▸ WHAT THIS TASK INVOLVES: Omit the pictures, then reproduce every remaining record exactly.

▸ WORKING DATA:
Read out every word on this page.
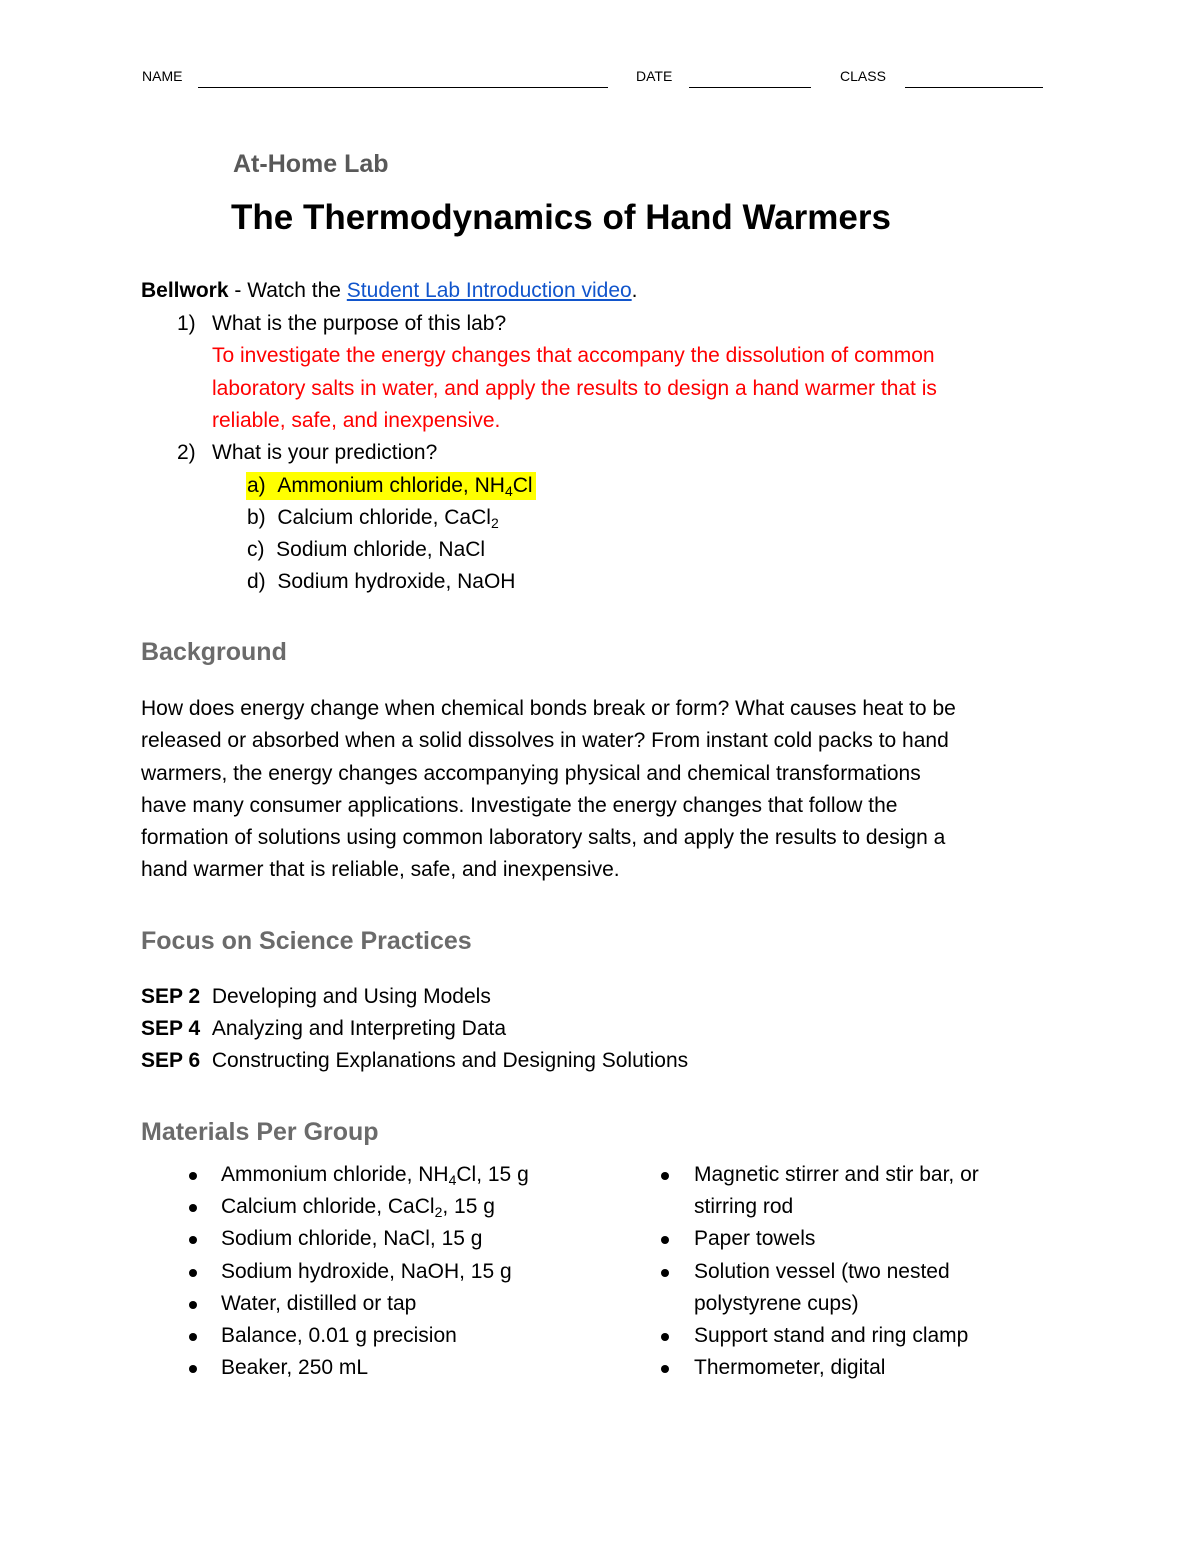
NAME	DATE	CLASS
At-Home Lab
The Thermodynamics of Hand Warmers
Bellwork - Watch the Student Lab Introduction video.
1) What is the purpose of this lab?
To investigate the energy changes that accompany the dissolution of common
laboratory salts in water, and apply the results to design a hand warmer that is
reliable, safe, and inexpensive.
2) What is your prediction?
a) Ammonium chloride, $NH_4Cl$
b) Calcium chloride, CaCl$_2$
c) Sodium chloride, NaCl
d) Sodium hydroxide, NaOH
Background
How does energy change when chemical bonds break or form? What causes heat to be
released or absorbed when a solid dissolves in water? From instant cold packs to hand
warmers, the energy changes accompanying physical and chemical transformations
have many consumer applications. Investigate the energy changes that follow the
formation of solutions using common laboratory salts, and apply the results to design a
hand warmer that is reliable, safe, and inexpensive.
Focus on Science Practices
SEP 2 Developing and Using Models
SEP 4 Analyzing and Interpreting Data
SEP 6 Constructing Explanations and Designing Solutions
Materials Per Group
Ammonium chloride, $NH_4Cl$, 15 g
Calcium chloride, CaCl$_2$, 15 g
Sodium chloride, NaCl, 15 g
Sodium hydroxide, NaOH, 15 g
Water, distilled or tap
Balance, 0.01 g precision
Beaker, 250 mL
Magnetic stirrer and stir bar, or
stirring rod
Paper towels
Solution vessel (two nested
polystyrene cups)
Support stand and ring clamp
Thermometer, digital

▸ ANSWER TO THE EXERCISE:
Read out every word on this page.
NAME	DATE	CLASS
At-Home Lab
The Thermodynamics of Hand Warmers
Bellwork - Watch the Student Lab Introduction video.
1) What is the purpose of this lab?
To investigate the energy changes that accompany the dissolution of common
laboratory salts in water, and apply the results to design a hand warmer that is
reliable, safe, and inexpensive.
2) What is your prediction?
a) Ammonium chloride, $NH_4Cl$
b) Calcium chloride, CaCl$_2$
c) Sodium chloride, NaCl
d) Sodium hydroxide, NaOH
Background
How does energy change when chemical bonds break or form? What causes heat to be
released or absorbed when a solid dissolves in water? From instant cold packs to hand
warmers, the energy changes accompanying physical and chemical transformations
have many consumer applications. Investigate the energy changes that follow the
formation of solutions using common laboratory salts, and apply the results to design a
hand warmer that is reliable, safe, and inexpensive.
Focus on Science Practices
SEP 2 Developing and Using Models
SEP 4 Analyzing and Interpreting Data
SEP 6 Constructing Explanations and Designing Solutions
Materials Per Group
Ammonium chloride, $NH_4Cl$, 15 g
Calcium chloride, CaCl$_2$, 15 g
Sodium chloride, NaCl, 15 g
Sodium hydroxide, NaOH, 15 g
Water, distilled or tap
Balance, 0.01 g precision
Beaker, 250 mL
Magnetic stirrer and stir bar, or
stirring rod
Paper towels
Solution vessel (two nested
polystyrene cups)
Support stand and ring clamp
Thermometer, digital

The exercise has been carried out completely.